[Items from a data source]
···

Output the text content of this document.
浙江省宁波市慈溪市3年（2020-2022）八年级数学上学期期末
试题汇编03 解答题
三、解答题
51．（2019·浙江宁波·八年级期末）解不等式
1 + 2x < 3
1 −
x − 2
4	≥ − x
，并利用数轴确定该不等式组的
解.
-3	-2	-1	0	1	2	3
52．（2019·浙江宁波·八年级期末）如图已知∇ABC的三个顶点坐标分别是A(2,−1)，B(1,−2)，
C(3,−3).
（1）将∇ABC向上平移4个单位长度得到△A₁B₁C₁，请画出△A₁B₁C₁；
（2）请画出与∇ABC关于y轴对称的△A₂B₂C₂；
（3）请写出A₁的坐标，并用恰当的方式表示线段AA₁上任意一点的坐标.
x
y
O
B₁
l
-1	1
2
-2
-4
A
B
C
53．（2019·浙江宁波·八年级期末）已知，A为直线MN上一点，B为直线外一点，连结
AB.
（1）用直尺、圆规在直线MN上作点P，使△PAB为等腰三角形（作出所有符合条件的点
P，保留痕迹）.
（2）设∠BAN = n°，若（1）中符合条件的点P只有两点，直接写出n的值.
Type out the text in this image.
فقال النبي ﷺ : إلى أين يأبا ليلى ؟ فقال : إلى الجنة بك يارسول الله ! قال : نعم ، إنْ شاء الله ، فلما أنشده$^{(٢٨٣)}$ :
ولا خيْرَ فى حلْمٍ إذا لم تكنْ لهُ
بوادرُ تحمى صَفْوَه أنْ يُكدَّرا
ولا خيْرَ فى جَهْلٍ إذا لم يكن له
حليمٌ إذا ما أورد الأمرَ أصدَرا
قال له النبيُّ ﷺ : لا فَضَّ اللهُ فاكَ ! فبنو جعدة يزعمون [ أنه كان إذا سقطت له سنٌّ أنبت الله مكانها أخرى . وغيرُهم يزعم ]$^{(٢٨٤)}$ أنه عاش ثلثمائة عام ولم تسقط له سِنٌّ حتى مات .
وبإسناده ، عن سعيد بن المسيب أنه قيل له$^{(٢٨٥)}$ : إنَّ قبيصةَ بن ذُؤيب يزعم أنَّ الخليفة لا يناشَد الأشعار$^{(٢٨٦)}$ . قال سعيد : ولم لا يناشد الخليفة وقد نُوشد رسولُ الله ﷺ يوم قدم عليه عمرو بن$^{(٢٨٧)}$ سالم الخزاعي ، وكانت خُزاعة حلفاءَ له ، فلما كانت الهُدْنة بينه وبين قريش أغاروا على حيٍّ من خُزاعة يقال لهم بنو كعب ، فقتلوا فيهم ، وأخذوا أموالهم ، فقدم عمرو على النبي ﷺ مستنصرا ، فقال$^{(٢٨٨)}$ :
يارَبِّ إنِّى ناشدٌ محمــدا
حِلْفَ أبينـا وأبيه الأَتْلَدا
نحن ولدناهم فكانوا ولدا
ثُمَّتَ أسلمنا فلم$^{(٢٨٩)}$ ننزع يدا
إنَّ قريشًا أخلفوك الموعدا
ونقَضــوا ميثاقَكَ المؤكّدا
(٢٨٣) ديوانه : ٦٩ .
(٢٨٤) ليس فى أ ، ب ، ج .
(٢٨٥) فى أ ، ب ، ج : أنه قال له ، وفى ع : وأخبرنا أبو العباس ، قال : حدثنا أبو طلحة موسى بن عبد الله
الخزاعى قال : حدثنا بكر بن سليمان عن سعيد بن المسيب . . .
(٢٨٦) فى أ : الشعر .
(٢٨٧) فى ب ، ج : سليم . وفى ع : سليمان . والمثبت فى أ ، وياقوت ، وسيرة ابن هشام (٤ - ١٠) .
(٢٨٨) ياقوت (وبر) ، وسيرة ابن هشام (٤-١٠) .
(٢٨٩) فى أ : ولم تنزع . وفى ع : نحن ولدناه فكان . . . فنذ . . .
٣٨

···

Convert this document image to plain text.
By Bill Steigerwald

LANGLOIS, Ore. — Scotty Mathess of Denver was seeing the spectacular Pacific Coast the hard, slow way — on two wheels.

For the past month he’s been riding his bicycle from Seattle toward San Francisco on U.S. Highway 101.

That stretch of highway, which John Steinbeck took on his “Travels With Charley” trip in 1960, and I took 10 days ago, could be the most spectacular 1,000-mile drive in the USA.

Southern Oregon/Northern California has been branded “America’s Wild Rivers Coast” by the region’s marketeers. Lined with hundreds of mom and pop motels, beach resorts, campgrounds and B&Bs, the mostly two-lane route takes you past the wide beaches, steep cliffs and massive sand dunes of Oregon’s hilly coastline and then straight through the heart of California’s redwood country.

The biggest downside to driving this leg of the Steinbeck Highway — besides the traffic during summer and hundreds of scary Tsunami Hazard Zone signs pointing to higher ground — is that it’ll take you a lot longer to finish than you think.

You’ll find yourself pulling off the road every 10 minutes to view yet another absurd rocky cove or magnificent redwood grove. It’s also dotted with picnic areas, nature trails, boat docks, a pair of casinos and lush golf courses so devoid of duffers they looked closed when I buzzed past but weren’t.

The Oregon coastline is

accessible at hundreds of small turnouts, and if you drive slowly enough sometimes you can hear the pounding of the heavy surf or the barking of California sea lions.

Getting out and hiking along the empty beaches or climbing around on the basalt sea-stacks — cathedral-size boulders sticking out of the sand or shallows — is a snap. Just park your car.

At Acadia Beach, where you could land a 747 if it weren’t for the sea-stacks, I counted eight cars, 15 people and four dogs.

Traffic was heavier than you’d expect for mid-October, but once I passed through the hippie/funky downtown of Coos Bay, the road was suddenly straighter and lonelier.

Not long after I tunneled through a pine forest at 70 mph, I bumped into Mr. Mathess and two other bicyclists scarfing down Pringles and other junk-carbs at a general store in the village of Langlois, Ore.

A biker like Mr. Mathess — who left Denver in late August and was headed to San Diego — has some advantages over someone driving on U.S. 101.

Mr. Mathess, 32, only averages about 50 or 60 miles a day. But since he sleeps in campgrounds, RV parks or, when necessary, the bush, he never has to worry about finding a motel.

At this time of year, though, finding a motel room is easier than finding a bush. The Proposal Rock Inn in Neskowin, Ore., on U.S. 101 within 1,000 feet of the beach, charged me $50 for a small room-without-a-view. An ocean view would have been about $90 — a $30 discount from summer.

···

§ **What you should do**
List each line of the records that holds the string "than".

§ **Task solution**
The biggest downside to driving this leg of the Steinbeck Highway — besides the traffic during summer and hundreds of scary Tsunami Hazard Zone signs pointing to higher ground — is that it’ll take you a lot longer to finish than you think.
Traffic was heavier than you’d expect for mid-October, but once I passed through the hippie/funky downtown of Coos Bay, the road was suddenly straighter and lonelier.
At this time of year, though, finding a motel room is easier than finding a bush. The Proposal Rock Inn in Neskowin, Ore., on U.S. 101 within 1,000 feet of the beach, charged me $50 for a small room-without-a-view. An ocean view would have been about $90 — a $30 discount from summer.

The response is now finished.